Collected data
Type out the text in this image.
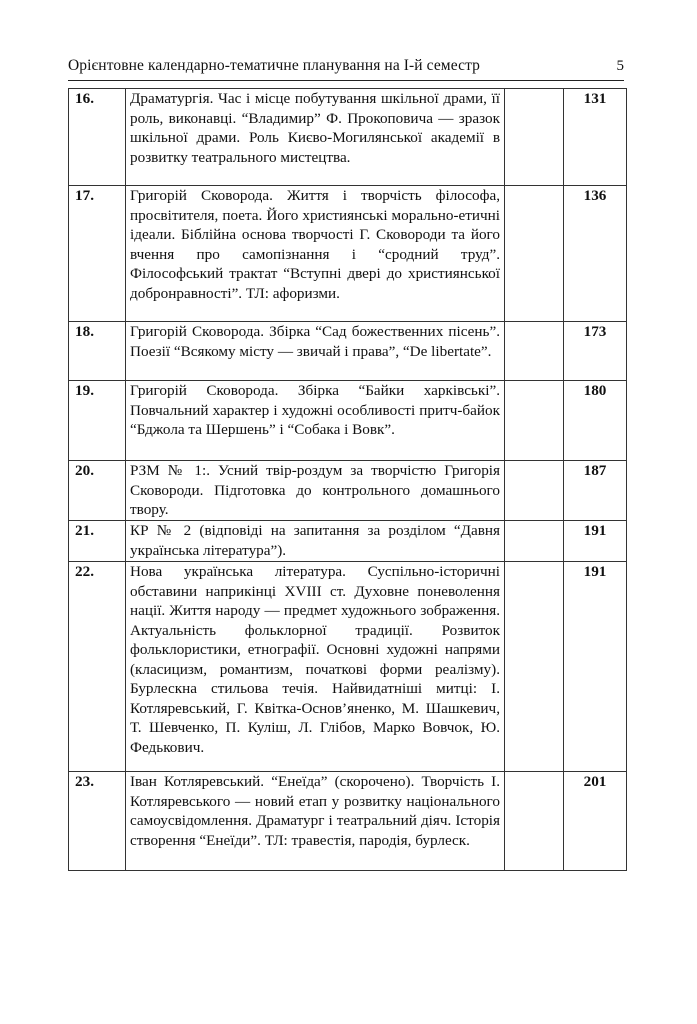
Орієнтовне календарно-тематичне планування на І-й семестр	5
16.	Драматургія. Час і місце побутування шкільної драми, її роль, виконавці. “Владимир” Ф. Прокоповича — зразок шкільної драми. Роль Києво-Могилянської академії в розвитку театрального мистецтва.		131
17.	Григорій Сковорода. Життя і творчість філософа, просвітителя, поета. Його християнські морально-етичні ідеали. Біблійна основа творчості Г. Сковороди та його вчення про самопізнання і “сродний труд”. Філософський трактат “Вступні двері до християнської добронравності”. ТЛ: афоризми.		136
18.	Григорій Сковорода. Збірка “Сад божественних пісень”. Поезії “Всякому місту — звичай і права”, “De libertate”.		173
19.	Григорій Сковорода. Збірка “Байки харківські”. Повчальний характер і художні особливості притч-байок “Бджола та Шершень” і “Собака і Вовк”.		180
20.	РЗМ № 1:. Усний твір-роздум за творчістю Григорія Сковороди. Підготовка до контрольного домашнього твору.		187
21.	КР № 2 (відповіді на запитання за розділом “Давня українська література”).		191
22.	Нова українська література. Суспільно-історичні обставини наприкінці XVIII ст. Духовне поневолення нації. Життя народу — предмет художнього зображення. Актуальність фольклорної традиції. Розвиток фольклористики, етнографії. Основні художні напрями (класицизм, романтизм, початкові форми реалізму). Бурлескна стильова течія. Найвидатніші митці: І. Котляревський, Г. Квітка-Основ’яненко, М. Шашкевич, Т. Шевченко, П. Куліш, Л. Глібов, Марко Вовчок, Ю. Федькович.		191
23.	Іван Котляревський. “Енеїда” (скорочено). Творчість І. Котляревського — новий етап у розвитку національного самоусвідомлення. Драматург і театральний діяч. Історія створення “Енеїди”. ТЛ: травестія, пародія, бурлеск.		201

- Instructions for the task:
Leave out all images, then reproduce the entries above exactly.

- Expected answer:
Type out the text in this image.
Орієнтовне календарно-тематичне планування на І-й семестр	5
16.	Драматургія. Час і місце побутування шкільної драми, її роль, виконавці. “Владимир” Ф. Прокоповича — зразок шкільної драми. Роль Києво-Могилянської академії в розвитку театрального мистецтва.		131
17.	Григорій Сковорода. Життя і творчість філософа, просвітителя, поета. Його християнські морально-етичні ідеали. Біблійна основа творчості Г. Сковороди та його вчення про самопізнання і “сродний труд”. Філософський трактат “Вступні двері до християнської добронравності”. ТЛ: афоризми.		136
18.	Григорій Сковорода. Збірка “Сад божественних пісень”. Поезії “Всякому місту — звичай і права”, “De libertate”.		173
19.	Григорій Сковорода. Збірка “Байки харківські”. Повчальний характер і художні особливості притч-байок “Бджола та Шершень” і “Собака і Вовк”.		180
20.	РЗМ № 1:. Усний твір-роздум за творчістю Григорія Сковороди. Підготовка до контрольного домашнього твору.		187
21.	КР № 2 (відповіді на запитання за розділом “Давня українська література”).		191
22.	Нова українська література. Суспільно-історичні обставини наприкінці XVIII ст. Духовне поневолення нації. Життя народу — предмет художнього зображення. Актуальність фольклорної традиції. Розвиток фольклористики, етнографії. Основні художні напрями (класицизм, романтизм, початкові форми реалізму). Бурлескна стильова течія. Найвидатніші митці: І. Котляревський, Г. Квітка-Основ’яненко, М. Шашкевич, Т. Шевченко, П. Куліш, Л. Глібов, Марко Вовчок, Ю. Федькович.		191
23.	Іван Котляревський. “Енеїда” (скорочено). Творчість І. Котляревського — новий етап у розвитку національного самоусвідомлення. Драматург і театральний діяч. Історія створення “Енеїди”. ТЛ: травестія, пародія, бурлеск.		201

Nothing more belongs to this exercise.